*** Material for this exercise ***
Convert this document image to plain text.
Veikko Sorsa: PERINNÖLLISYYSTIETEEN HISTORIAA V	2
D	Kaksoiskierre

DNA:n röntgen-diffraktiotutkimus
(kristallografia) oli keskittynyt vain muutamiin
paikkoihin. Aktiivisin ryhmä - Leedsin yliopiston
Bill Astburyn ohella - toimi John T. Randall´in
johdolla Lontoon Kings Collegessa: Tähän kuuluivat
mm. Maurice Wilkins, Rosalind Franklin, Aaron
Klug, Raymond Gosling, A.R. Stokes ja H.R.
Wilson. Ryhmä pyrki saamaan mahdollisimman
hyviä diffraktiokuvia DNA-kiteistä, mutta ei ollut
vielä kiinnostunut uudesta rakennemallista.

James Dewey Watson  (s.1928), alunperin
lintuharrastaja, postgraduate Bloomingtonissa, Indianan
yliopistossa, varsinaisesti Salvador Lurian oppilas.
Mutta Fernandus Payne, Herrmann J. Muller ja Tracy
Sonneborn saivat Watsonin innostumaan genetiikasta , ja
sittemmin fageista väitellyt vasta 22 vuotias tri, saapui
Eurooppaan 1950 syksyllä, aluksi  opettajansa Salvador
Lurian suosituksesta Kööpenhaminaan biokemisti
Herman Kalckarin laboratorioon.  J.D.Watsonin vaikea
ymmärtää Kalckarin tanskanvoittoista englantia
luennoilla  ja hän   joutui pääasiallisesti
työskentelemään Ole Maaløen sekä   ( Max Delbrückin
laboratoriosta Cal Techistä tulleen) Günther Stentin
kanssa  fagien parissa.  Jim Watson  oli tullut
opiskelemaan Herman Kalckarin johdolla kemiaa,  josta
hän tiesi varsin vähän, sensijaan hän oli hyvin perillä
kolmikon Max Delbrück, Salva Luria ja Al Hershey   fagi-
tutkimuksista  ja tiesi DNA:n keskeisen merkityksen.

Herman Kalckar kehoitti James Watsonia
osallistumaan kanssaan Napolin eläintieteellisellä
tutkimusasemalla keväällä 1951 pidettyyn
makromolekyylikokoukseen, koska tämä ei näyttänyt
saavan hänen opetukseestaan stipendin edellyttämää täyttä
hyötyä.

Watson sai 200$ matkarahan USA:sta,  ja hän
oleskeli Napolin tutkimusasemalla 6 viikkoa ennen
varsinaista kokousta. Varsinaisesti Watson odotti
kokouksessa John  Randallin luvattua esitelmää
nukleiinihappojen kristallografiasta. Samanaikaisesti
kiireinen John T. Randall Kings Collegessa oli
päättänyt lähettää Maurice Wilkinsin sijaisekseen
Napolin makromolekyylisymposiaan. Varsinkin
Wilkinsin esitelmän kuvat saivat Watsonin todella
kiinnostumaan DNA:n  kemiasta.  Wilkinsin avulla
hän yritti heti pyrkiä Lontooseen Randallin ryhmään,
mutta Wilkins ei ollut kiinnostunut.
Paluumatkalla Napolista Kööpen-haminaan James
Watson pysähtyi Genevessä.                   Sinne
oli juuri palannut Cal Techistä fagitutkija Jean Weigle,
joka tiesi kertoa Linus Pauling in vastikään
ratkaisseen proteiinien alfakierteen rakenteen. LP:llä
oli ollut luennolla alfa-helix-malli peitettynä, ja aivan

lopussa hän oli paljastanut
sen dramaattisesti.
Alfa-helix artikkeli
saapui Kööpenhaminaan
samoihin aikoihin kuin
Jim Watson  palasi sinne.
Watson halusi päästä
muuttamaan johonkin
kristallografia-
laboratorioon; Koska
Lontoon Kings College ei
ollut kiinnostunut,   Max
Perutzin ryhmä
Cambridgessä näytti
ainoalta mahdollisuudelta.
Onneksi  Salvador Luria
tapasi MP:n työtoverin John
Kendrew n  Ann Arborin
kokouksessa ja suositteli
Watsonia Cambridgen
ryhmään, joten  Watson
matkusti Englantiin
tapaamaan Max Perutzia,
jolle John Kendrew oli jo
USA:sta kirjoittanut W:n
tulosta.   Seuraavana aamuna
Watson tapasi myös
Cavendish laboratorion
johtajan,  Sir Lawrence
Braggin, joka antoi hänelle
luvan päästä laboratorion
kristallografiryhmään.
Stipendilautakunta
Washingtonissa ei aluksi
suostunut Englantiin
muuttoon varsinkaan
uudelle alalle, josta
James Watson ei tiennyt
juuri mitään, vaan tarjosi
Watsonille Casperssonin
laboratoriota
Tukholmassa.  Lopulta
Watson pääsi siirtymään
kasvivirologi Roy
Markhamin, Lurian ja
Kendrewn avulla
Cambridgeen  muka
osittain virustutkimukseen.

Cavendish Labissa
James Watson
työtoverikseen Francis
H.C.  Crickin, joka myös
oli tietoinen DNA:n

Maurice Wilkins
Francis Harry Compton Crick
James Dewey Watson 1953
*** End of Material for this exercise ***
What lines in the records contain the word "avulla"? Return each one.

kiinnostumaan DNA:n  kemiasta.  Wilkinsin avulla
Kendrewn avulla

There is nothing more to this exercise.